Prompt: Filter the entries and keep only the lines where the string "name" appears.
+---+
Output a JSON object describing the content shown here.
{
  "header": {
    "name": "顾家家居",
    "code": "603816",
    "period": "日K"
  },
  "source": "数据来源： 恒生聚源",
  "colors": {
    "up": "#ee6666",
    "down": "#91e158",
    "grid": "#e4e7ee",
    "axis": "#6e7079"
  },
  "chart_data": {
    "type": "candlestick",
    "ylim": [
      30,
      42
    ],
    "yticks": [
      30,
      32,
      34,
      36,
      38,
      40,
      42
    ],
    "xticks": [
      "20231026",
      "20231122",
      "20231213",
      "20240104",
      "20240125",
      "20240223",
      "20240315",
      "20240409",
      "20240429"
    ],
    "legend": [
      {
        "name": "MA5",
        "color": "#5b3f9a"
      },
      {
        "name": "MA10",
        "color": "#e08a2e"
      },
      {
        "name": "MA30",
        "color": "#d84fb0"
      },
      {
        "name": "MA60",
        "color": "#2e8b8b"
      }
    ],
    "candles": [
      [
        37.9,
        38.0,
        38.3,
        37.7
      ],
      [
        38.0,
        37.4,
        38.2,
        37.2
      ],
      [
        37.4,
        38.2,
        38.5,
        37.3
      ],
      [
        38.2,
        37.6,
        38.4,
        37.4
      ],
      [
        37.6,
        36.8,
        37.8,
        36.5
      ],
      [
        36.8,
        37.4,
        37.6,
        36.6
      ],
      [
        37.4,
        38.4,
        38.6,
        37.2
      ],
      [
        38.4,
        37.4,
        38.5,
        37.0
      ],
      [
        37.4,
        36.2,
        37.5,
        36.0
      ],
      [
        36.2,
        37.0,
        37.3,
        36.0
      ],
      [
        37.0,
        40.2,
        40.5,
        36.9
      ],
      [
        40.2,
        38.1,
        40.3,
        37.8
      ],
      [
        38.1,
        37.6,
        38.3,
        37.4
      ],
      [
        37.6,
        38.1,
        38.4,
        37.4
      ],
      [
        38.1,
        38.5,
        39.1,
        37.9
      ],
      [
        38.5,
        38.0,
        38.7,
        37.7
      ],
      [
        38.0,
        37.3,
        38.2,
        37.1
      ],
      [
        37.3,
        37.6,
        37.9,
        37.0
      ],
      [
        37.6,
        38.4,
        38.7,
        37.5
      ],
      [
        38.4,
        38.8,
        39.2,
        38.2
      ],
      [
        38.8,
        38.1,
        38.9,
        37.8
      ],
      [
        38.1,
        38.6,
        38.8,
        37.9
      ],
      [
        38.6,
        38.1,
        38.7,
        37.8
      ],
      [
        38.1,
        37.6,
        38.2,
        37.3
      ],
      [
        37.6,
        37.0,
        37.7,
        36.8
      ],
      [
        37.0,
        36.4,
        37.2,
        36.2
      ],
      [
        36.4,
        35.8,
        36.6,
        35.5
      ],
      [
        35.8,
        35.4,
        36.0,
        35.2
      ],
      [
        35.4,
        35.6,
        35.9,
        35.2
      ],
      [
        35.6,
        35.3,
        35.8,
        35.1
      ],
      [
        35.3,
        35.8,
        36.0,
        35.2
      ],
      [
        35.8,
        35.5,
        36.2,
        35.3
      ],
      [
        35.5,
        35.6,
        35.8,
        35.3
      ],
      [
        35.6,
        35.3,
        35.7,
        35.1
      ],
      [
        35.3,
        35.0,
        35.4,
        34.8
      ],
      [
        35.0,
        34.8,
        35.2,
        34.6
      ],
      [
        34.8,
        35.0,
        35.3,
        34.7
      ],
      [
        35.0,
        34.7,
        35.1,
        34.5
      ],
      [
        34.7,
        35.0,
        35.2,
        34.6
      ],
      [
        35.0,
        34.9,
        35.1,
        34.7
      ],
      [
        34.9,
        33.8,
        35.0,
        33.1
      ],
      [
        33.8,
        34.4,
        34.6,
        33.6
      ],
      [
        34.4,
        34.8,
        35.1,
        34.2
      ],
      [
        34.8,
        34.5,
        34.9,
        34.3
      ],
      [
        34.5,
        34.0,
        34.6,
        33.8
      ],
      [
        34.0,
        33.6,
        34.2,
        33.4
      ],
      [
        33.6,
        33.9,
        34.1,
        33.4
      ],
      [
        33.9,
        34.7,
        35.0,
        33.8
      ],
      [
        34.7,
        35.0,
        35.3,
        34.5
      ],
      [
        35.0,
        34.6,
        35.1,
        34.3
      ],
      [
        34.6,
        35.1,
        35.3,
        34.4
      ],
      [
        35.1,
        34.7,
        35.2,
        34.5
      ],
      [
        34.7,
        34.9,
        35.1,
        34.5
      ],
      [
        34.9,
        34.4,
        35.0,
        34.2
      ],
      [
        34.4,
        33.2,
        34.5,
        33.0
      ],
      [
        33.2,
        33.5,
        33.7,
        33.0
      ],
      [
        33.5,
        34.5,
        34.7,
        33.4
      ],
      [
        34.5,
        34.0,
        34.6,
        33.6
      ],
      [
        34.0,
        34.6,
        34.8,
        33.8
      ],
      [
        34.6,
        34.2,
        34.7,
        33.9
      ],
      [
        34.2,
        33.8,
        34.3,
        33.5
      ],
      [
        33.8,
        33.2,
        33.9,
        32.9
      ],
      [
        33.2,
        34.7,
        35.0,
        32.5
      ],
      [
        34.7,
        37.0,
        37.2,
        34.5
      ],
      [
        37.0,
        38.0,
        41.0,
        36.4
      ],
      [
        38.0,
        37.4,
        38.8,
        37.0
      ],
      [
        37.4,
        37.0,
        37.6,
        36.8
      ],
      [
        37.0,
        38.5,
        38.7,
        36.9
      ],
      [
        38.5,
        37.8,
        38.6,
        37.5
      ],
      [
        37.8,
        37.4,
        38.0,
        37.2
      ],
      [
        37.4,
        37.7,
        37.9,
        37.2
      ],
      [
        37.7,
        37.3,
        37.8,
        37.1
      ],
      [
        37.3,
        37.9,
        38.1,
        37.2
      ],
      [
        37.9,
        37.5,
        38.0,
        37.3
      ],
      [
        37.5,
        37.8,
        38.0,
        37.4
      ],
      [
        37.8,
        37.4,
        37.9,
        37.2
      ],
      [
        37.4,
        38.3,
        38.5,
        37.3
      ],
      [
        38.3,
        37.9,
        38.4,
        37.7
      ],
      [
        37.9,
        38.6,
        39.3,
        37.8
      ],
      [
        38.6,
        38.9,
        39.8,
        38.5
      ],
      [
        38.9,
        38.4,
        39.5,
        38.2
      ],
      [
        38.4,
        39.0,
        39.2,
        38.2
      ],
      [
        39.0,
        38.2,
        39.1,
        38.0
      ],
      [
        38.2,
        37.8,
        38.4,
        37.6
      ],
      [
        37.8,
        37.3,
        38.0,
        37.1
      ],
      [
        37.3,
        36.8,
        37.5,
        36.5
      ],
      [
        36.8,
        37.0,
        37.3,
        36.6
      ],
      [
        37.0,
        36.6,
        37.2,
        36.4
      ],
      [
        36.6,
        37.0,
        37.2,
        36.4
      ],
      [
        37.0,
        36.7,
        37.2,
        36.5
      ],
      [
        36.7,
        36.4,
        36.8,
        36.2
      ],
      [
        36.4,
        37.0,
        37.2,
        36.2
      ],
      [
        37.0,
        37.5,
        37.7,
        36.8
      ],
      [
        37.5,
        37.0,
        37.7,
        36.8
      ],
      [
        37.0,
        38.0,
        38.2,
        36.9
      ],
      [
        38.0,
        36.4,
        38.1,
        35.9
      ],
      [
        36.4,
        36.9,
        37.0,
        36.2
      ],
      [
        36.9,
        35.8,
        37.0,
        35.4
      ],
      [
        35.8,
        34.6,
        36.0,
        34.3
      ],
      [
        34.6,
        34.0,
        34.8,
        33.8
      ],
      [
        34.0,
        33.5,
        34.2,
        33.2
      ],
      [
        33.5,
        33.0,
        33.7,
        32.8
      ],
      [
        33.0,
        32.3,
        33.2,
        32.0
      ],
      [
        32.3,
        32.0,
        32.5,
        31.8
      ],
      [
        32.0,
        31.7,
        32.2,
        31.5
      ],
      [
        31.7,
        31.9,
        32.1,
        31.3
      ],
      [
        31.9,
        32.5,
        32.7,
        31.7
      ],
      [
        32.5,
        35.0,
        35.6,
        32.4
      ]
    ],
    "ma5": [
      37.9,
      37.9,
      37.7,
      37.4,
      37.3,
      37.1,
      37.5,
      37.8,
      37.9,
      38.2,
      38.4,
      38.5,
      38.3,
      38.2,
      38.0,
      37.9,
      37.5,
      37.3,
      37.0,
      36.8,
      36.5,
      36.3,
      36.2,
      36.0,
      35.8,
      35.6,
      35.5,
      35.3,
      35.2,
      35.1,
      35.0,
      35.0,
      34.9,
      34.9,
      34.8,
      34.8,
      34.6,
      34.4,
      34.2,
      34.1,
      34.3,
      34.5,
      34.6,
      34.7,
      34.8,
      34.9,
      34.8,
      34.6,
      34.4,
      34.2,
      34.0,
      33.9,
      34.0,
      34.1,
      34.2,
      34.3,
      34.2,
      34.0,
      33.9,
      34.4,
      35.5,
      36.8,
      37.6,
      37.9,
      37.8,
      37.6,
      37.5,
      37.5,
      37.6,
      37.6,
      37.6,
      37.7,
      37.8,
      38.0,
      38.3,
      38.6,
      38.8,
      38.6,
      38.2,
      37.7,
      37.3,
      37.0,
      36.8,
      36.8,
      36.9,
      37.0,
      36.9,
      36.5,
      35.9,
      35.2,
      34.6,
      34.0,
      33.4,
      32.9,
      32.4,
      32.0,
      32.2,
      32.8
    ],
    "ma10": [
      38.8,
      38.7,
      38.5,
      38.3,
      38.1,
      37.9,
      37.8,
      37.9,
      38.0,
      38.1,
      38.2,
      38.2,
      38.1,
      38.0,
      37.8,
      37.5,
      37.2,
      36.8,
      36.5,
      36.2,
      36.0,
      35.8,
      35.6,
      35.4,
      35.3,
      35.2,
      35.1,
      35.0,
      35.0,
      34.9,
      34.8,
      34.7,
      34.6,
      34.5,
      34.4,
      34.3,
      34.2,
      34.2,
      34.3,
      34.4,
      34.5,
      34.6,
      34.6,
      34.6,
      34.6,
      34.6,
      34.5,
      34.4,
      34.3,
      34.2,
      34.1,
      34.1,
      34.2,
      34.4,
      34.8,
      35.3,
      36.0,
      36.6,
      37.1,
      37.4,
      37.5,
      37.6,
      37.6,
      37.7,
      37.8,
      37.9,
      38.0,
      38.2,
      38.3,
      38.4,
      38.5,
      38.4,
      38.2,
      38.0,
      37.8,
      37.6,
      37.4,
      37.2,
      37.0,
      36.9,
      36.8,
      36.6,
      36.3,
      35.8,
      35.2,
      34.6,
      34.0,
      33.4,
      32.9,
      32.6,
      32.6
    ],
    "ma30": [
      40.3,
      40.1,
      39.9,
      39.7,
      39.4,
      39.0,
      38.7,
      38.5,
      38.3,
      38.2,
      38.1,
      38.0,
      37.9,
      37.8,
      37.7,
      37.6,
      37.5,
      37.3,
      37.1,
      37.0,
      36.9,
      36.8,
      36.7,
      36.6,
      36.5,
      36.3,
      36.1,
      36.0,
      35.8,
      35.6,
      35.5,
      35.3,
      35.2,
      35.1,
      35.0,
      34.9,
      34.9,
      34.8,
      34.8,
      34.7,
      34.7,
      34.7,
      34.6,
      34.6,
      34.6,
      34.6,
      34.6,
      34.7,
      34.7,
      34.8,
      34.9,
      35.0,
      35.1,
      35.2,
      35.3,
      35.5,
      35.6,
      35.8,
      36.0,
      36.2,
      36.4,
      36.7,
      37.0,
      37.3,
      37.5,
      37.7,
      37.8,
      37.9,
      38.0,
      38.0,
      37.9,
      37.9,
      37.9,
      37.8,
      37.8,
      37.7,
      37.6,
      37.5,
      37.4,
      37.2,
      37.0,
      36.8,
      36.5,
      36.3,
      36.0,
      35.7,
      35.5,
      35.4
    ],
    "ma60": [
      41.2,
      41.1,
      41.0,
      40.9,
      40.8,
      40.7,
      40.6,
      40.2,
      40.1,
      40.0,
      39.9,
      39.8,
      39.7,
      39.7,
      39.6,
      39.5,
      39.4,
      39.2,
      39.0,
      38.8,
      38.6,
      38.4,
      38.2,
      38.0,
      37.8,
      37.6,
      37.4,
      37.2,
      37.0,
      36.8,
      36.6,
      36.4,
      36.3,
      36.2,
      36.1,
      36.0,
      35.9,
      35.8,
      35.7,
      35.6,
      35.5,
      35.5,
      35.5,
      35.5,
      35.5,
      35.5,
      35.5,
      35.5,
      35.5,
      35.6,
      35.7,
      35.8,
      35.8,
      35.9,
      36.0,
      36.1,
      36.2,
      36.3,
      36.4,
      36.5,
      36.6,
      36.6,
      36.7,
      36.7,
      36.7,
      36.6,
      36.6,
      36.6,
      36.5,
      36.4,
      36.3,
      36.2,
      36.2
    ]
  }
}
+---+
Correct output:
    "name": "顾家家居",
        "name": "MA5",
        "name": "MA10",
        "name": "MA30",
        "name": "MA60",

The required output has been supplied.